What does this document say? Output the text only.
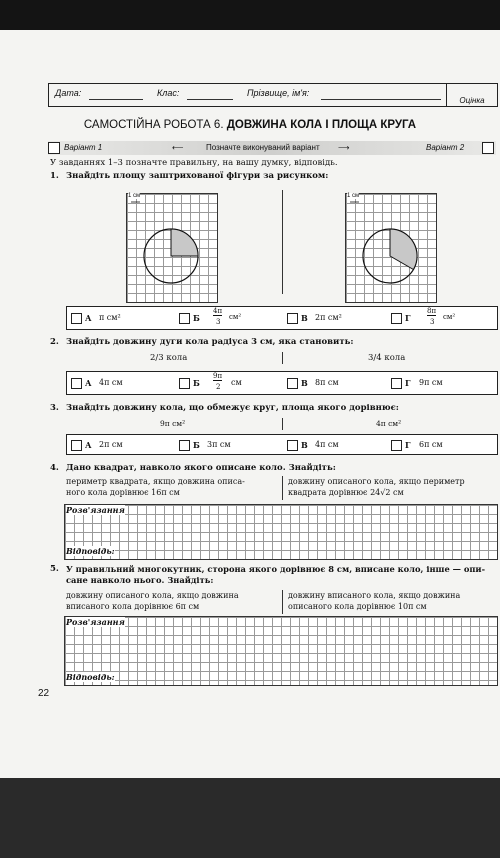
Дата:	Клас:	Прізвище, ім'я:
Оцінка
САМОСТІЙНА РОБОТА 6. ДОВЖИНА КОЛА І ПЛОЩА КРУГА
Варіант 1	⟵	Позначте виконуваний варіант ⟶	Варіант 2
У завданнях 1–3 позначте правильну, на вашу думку, відповідь.
1. Знайдіть площу заштрихованої фігури за рисунком:
1 см	1 см
А π см²	Б
4π
3
см²	В 2π см²	Г
8π
3
см²
2. Знайдіть довжину дуги кола радіуса 3 см, яка становить:
2/3 кола	3/4 кола
А 4π см	Б
9π
2 см	В 8π см	Г 9π см
3. Знайдіть довжину кола, що обмежує круг, площа якого дорівнює:
9π см²	4π см²
А 2π см	Б 3π см	В 4π см	Г 6π см
4. Дано квадрат, навколо якого описане коло. Знайдіть:
периметр квадрата, якщо довжина описа-
ного кола дорівнює 16π см
довжину описаного кола, якщо периметр
квадрата дорівнює 24√2 см
Розв'язання
Відповідь:
5. У правильний многокутник, сторона якого дорівнює 8 см, вписане коло, інше — опи-
сане навколо нього. Знайдіть:
довжину описаного кола, якщо довжина
вписаного кола дорівнює 6π см
довжину вписаного кола, якщо довжина
описаного кола дорівнює 10π см
Розв'язання
Відповідь:
22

**Task brief:**
Leave the pictures out, and transcribe each of the records exactly.

**Written solution:**
What does this document say? Output the text only.
Дата:	Клас:	Прізвище, ім'я:
Оцінка
САМОСТІЙНА РОБОТА 6. ДОВЖИНА КОЛА І ПЛОЩА КРУГА
Варіант 1	⟵	Позначте виконуваний варіант ⟶	Варіант 2
У завданнях 1–3 позначте правильну, на вашу думку, відповідь.
1. Знайдіть площу заштрихованої фігури за рисунком:
1 см	1 см
А π см²	Б
4π
3
см²	В 2π см²	Г
8π
3
см²
2. Знайдіть довжину дуги кола радіуса 3 см, яка становить:
2/3 кола	3/4 кола
А 4π см	Б
9π
2 см	В 8π см	Г 9π см
3. Знайдіть довжину кола, що обмежує круг, площа якого дорівнює:
9π см²	4π см²
А 2π см	Б 3π см	В 4π см	Г 6π см
4. Дано квадрат, навколо якого описане коло. Знайдіть:
периметр квадрата, якщо довжина описа-
ного кола дорівнює 16π см
довжину описаного кола, якщо периметр
квадрата дорівнює 24√2 см
Розв'язання
Відповідь:
5. У правильний многокутник, сторона якого дорівнює 8 см, вписане коло, інше — опи-
сане навколо нього. Знайдіть:
довжину описаного кола, якщо довжина
вписаного кола дорівнює 6π см
довжину вписаного кола, якщо довжина
описаного кола дорівнює 10π см
Розв'язання
Відповідь:
22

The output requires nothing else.